--- What needs to be done ---
Copy out the part of the speaker descriptions that opens with the words "Christine A. Finn" and closes with "the Silicon Valley.", replacing "vintage computer community" with "retro computing community".

--- Selected text ---
################

Erika Farr and Naomi Nelson of Emory University will report on the pioneering
use of emulation for the digital archives of Salman Rushdie. In the words of their
introduction to the emulated environment: “Rushdie’s exact directory structure is
available to browse, and each file can be opened in the application in which it
was created, such as MacWrite Pro or ClarisWorks”.

Christine A. Finn writer, broadcaster and researcher will provide an account of
her original research with the vintage computer community and of the classic
computers themselves as contemporary archaeological Artifacts, the title of the
book that arose from her fieldwork in the Silicon Valley.

Vincent Joguin President and CEO of Joguin SAS will provide an overview of the
EU-funded project Keeping Emulation Environments Portable (KEEP) including an
introduction to the Olonys universal virtual machine (which he codesigned for
longterm portability) and the Disk2FDI software for floppy disk imaging.

Matthew G. Kirschenbaum of the University of Maryland will discuss digital
materiality from the perspective of the humanities researcher, arising in part from
his exploration of computer media forensics and restorative activities in capturing
digital creativity, and following on from his ground-breaking book Mechanisms.

################

Bounding box prediction data

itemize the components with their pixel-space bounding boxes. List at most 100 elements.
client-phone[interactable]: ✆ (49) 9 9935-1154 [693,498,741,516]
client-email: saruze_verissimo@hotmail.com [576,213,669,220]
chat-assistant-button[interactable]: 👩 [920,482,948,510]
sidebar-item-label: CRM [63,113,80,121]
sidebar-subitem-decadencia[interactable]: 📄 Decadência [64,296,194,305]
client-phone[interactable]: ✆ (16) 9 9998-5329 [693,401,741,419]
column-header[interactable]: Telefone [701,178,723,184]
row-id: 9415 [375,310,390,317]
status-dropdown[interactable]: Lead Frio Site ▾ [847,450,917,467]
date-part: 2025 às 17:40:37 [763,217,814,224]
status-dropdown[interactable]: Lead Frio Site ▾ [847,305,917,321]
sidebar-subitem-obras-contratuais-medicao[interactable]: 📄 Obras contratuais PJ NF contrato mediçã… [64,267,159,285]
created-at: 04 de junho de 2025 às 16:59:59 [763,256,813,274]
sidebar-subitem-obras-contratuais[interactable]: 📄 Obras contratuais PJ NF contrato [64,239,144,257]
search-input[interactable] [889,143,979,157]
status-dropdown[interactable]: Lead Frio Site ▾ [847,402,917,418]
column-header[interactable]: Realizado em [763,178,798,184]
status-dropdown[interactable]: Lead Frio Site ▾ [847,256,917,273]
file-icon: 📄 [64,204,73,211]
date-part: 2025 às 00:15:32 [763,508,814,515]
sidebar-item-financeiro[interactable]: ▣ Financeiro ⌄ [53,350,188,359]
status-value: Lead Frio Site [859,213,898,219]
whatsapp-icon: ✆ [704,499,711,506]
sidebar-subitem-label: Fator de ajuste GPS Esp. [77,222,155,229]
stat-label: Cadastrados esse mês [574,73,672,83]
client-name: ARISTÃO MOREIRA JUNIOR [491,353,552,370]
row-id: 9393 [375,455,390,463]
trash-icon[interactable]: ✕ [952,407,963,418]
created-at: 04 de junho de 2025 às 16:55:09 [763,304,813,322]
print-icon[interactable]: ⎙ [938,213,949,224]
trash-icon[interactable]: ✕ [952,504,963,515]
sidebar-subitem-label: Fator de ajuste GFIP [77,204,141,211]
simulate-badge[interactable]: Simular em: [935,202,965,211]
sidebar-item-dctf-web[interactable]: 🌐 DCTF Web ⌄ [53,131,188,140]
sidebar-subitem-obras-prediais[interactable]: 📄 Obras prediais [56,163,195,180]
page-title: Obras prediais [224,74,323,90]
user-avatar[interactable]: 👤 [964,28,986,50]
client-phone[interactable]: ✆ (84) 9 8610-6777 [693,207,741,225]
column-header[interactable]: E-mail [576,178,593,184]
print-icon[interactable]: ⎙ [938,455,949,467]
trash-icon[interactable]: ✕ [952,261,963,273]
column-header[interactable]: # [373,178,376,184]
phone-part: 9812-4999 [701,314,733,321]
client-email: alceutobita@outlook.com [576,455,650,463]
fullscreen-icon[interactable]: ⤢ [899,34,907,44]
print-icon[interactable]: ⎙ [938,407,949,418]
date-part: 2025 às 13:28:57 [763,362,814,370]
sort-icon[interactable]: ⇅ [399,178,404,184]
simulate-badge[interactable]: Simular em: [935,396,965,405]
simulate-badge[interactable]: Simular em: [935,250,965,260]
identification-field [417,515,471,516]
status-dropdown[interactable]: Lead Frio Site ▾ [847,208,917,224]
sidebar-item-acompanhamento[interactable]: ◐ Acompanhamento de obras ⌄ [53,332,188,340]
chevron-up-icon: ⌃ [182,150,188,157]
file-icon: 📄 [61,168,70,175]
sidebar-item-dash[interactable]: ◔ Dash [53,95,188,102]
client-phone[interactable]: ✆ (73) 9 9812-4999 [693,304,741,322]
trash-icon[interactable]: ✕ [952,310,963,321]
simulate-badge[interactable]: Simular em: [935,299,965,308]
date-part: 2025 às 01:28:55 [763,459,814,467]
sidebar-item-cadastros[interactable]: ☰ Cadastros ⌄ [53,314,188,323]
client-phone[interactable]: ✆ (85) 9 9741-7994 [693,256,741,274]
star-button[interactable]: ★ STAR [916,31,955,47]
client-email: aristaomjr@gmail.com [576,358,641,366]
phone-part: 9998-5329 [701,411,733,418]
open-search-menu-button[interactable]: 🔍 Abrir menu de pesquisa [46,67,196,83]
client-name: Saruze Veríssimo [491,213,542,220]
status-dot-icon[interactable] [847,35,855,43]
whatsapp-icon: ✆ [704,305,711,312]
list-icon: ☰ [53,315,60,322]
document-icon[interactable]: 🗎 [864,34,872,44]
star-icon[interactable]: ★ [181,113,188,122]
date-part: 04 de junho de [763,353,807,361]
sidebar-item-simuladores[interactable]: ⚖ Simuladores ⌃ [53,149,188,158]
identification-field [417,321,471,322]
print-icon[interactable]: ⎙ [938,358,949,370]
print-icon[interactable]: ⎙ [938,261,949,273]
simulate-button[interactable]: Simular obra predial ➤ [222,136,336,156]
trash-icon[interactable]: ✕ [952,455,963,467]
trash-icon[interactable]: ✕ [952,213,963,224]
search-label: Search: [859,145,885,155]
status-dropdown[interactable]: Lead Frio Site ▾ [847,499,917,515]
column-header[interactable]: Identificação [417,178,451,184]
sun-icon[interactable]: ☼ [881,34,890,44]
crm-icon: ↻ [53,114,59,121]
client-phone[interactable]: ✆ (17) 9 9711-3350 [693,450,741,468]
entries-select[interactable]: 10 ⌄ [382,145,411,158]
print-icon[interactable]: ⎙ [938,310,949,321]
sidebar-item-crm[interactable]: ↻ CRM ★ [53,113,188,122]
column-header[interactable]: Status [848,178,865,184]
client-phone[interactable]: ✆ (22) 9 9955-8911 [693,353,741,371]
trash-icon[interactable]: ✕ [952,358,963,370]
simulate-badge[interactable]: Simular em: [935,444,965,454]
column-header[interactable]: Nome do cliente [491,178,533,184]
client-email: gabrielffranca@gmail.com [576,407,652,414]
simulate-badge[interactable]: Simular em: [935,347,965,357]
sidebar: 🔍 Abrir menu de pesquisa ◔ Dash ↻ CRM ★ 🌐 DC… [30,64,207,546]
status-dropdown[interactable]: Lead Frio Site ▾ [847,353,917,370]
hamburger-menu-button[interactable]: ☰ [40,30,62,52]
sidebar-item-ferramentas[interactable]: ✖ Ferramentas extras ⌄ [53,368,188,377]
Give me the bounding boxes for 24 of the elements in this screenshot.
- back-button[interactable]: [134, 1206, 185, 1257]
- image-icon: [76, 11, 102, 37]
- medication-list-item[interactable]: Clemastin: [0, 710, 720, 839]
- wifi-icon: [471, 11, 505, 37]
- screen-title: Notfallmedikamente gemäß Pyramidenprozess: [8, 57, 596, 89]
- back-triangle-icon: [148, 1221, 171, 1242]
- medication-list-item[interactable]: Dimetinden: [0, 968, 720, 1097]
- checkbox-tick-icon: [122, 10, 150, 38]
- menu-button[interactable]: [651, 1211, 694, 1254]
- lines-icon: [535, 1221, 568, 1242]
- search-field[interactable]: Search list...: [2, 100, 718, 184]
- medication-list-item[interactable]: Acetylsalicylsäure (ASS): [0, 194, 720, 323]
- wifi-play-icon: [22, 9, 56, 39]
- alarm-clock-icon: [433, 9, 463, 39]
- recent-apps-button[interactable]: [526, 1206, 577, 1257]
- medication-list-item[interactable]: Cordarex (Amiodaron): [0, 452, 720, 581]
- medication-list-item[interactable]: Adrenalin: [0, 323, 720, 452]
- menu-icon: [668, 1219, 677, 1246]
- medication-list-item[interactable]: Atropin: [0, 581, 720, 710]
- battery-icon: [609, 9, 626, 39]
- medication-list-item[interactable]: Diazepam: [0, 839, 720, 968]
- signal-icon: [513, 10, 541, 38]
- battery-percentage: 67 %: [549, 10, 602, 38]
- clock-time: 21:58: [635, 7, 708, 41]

################

--- Result for this exercise ---
Christine A. Finn writer, broadcaster and researcher will provide an account of
her original research with the retro computing community and of the classic
computers themselves as contemporary archaeological Artifacts, the title of the
book that arose from her fieldwork in the Silicon Valley.